Return all lines where the word "market" can be found.
──────── DATA FOR THIS EXERCISE
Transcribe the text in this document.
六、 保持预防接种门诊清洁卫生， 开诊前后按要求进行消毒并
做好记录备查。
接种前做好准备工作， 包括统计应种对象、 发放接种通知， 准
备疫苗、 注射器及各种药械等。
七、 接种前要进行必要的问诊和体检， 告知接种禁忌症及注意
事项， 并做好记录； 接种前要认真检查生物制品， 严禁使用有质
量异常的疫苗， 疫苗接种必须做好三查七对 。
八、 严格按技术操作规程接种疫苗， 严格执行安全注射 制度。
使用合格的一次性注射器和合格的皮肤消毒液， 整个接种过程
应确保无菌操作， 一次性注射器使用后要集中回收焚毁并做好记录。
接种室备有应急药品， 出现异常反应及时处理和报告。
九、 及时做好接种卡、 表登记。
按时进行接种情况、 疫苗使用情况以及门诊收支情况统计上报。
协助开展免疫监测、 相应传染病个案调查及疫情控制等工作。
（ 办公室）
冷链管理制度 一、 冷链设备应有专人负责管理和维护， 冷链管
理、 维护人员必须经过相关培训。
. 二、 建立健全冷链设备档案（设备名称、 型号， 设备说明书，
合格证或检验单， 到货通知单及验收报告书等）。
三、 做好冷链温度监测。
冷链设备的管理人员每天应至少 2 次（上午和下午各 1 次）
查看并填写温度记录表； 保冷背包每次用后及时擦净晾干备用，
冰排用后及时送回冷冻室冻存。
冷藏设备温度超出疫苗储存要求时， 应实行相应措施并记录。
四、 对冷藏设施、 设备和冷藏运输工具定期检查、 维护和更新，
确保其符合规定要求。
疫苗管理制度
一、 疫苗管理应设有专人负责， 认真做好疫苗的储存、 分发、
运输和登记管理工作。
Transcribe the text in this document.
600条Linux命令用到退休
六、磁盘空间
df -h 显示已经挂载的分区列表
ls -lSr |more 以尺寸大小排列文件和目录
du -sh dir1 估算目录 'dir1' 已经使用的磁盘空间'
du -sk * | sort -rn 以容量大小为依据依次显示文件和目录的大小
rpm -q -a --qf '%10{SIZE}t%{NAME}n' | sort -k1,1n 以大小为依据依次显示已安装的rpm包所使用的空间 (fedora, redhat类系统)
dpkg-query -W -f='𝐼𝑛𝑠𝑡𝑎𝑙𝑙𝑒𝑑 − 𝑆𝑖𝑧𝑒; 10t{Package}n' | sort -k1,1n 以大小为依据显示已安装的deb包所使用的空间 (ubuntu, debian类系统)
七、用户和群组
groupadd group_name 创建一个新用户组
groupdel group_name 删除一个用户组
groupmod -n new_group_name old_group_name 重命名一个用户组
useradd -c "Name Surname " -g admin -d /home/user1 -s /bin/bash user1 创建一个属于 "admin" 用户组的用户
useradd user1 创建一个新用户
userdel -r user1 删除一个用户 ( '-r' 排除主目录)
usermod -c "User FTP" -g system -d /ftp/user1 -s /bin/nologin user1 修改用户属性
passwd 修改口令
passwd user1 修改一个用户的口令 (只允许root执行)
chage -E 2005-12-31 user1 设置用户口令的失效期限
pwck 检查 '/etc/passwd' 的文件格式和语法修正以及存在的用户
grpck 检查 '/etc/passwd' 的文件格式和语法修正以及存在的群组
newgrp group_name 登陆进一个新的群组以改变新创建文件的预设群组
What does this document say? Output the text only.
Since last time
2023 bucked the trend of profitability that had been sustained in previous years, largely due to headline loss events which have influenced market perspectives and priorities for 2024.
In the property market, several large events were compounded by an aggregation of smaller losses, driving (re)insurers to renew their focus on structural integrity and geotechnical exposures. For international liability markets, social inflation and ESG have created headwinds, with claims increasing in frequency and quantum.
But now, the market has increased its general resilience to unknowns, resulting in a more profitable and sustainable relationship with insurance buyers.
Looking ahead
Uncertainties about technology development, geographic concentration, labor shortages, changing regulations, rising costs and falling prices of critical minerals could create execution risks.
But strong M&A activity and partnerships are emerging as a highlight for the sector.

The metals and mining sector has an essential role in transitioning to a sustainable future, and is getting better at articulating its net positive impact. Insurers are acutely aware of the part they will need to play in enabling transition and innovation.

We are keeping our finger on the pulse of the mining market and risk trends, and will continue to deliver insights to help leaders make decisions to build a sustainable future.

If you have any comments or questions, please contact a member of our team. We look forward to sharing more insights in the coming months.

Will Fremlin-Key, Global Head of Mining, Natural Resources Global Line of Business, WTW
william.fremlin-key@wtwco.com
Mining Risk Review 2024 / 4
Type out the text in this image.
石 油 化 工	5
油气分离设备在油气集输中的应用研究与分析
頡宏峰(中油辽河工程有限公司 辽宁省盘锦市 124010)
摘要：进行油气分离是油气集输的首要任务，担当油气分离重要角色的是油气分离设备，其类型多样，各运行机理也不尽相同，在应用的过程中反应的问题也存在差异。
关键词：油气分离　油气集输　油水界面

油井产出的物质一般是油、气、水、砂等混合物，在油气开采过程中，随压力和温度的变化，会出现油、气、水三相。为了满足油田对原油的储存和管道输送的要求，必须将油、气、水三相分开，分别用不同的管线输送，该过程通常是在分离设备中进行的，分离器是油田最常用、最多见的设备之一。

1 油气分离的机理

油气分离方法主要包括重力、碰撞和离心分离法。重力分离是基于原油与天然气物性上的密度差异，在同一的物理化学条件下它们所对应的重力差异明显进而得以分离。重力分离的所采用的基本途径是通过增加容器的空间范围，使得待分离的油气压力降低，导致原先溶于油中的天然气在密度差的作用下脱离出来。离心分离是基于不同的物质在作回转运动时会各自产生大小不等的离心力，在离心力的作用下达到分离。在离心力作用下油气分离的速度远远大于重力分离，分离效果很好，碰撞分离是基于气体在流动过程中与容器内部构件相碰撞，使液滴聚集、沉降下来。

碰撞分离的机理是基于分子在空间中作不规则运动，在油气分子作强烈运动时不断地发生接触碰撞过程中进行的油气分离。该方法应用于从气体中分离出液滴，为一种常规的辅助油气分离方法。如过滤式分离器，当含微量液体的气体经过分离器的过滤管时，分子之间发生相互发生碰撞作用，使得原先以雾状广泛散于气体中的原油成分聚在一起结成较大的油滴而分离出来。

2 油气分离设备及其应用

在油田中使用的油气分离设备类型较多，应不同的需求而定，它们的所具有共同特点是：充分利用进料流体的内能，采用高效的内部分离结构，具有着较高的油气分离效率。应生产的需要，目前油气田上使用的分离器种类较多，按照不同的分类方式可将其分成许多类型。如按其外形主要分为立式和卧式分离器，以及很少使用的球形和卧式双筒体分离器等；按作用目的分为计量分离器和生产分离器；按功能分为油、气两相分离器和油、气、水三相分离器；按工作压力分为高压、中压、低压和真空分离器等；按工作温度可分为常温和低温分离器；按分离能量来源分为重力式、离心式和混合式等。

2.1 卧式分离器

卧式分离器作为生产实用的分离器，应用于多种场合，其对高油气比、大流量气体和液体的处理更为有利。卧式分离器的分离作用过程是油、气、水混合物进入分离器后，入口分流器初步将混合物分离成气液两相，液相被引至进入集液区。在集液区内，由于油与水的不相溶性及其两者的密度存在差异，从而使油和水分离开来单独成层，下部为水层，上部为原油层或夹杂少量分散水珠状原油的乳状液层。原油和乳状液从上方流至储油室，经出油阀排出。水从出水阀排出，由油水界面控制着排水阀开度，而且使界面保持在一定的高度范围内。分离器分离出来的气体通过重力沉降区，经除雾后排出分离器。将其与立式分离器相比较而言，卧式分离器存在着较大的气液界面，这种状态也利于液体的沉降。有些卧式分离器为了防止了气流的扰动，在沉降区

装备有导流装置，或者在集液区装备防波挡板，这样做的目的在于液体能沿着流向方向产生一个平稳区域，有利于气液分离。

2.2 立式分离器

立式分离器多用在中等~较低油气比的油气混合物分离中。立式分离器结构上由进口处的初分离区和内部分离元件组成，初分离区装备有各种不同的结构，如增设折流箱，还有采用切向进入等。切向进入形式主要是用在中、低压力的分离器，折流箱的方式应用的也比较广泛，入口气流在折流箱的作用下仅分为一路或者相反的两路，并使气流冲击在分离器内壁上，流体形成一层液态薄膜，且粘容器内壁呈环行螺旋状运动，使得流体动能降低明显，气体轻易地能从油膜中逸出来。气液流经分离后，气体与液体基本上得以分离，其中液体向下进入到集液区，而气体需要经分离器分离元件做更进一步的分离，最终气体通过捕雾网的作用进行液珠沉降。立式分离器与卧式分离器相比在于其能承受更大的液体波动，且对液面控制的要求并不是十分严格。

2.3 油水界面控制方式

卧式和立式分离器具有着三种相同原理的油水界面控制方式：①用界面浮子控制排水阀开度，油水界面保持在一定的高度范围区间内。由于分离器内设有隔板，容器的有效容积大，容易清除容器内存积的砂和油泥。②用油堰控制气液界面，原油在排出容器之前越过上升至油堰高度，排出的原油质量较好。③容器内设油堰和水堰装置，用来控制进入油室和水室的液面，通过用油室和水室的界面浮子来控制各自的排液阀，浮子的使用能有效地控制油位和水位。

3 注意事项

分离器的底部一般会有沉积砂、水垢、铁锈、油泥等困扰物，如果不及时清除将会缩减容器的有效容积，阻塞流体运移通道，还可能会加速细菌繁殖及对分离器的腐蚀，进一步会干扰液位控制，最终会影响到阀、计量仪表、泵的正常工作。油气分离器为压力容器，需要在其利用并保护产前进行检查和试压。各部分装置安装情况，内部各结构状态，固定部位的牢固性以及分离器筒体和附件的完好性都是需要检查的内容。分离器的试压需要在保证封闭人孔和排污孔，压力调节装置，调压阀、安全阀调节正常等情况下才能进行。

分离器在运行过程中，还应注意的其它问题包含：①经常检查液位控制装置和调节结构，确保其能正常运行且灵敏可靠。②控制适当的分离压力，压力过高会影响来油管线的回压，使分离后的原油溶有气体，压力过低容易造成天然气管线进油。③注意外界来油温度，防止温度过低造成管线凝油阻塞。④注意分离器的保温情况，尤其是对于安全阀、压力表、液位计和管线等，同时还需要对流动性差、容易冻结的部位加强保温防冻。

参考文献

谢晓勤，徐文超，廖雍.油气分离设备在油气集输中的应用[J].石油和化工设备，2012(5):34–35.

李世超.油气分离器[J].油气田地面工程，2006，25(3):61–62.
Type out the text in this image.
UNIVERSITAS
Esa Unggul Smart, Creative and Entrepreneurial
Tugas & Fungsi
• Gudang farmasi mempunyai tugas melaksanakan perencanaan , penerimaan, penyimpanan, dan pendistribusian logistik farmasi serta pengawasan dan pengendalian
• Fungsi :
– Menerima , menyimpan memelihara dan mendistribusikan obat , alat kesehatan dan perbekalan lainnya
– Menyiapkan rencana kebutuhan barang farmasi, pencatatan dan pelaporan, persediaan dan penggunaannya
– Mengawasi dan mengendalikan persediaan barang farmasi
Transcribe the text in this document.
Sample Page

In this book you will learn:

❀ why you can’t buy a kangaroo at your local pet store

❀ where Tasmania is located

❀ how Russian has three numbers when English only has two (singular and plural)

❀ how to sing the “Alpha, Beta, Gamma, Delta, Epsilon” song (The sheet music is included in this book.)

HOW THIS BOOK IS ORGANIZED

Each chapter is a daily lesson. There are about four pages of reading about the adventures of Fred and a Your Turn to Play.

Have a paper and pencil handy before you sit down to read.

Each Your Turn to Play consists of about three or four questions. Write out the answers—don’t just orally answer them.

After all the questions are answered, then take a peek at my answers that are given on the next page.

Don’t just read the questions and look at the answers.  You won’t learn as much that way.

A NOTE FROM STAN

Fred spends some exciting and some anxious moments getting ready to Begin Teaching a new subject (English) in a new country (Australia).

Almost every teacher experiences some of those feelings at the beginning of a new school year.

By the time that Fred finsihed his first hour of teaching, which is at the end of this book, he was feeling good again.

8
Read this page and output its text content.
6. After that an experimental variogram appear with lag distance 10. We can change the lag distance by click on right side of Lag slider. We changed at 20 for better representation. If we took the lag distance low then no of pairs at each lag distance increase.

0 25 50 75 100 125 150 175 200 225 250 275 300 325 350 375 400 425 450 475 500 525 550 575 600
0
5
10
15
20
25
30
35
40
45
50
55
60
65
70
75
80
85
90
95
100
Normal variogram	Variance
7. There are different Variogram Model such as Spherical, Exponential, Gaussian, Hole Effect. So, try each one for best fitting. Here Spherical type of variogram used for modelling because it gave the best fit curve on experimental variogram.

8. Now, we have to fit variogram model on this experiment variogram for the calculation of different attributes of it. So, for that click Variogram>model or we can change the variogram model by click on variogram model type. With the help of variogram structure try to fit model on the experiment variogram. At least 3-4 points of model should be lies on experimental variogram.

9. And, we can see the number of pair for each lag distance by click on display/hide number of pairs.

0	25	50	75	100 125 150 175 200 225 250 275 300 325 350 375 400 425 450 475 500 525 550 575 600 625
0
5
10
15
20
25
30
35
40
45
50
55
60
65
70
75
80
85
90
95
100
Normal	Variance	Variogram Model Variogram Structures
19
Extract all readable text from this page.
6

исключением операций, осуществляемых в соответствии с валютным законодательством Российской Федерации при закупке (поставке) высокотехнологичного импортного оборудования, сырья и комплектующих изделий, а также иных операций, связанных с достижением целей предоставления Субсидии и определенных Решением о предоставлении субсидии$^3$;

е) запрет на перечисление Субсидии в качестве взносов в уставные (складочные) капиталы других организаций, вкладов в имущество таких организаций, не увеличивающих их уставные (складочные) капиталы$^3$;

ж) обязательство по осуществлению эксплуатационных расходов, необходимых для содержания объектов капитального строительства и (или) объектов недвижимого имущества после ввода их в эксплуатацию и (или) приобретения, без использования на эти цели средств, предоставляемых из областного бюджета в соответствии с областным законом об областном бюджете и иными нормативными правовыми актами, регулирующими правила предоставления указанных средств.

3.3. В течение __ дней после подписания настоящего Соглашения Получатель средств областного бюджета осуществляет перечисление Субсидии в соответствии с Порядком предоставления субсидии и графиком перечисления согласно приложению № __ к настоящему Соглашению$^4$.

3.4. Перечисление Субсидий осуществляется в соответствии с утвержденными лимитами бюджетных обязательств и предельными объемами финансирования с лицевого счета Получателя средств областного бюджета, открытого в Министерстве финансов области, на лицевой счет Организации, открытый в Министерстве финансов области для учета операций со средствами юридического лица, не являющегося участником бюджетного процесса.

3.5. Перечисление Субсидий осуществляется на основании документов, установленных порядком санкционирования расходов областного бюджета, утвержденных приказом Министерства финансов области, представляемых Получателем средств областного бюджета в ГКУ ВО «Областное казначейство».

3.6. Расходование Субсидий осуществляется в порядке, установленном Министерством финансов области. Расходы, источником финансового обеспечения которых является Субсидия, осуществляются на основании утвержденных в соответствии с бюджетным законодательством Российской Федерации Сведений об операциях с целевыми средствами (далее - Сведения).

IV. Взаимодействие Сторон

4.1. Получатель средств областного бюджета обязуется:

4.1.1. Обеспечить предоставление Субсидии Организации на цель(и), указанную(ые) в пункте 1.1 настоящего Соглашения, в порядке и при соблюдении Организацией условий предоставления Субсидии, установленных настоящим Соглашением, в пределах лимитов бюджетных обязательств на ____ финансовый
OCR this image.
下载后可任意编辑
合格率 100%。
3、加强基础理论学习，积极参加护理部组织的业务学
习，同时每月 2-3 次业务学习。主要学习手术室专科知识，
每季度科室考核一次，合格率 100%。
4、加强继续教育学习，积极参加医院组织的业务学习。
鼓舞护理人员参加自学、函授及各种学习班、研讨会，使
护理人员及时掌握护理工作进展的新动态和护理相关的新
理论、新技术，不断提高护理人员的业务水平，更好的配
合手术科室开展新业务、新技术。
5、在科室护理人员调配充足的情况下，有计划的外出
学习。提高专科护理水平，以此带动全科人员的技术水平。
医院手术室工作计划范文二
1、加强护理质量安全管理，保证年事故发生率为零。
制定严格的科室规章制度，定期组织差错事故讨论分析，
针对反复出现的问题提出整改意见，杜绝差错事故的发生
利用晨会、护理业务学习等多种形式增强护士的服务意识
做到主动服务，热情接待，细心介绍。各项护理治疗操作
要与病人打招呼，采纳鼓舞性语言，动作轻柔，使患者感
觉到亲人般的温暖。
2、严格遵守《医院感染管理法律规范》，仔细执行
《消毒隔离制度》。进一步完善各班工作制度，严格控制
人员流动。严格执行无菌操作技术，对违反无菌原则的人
────────────────
* OUTPUT OF THE TASK:
2023 bucked the trend of profitability that had been sustained in previous years, largely due to headline loss events which have influenced market perspectives and priorities for 2024.
In the property market, several large events were compounded by an aggregation of smaller losses, driving (re)insurers to renew their focus on structural integrity and geotechnical exposures. For international liability markets, social inflation and ESG have created headwinds, with claims increasing in frequency and quantum.
But now, the market has increased its general resilience to unknowns, resulting in a more profitable and sustainable relationship with insurance buyers.
We are keeping our finger on the pulse of the mining market and risk trends, and will continue to deliver insights to help leaders make decisions to build a sustainable future.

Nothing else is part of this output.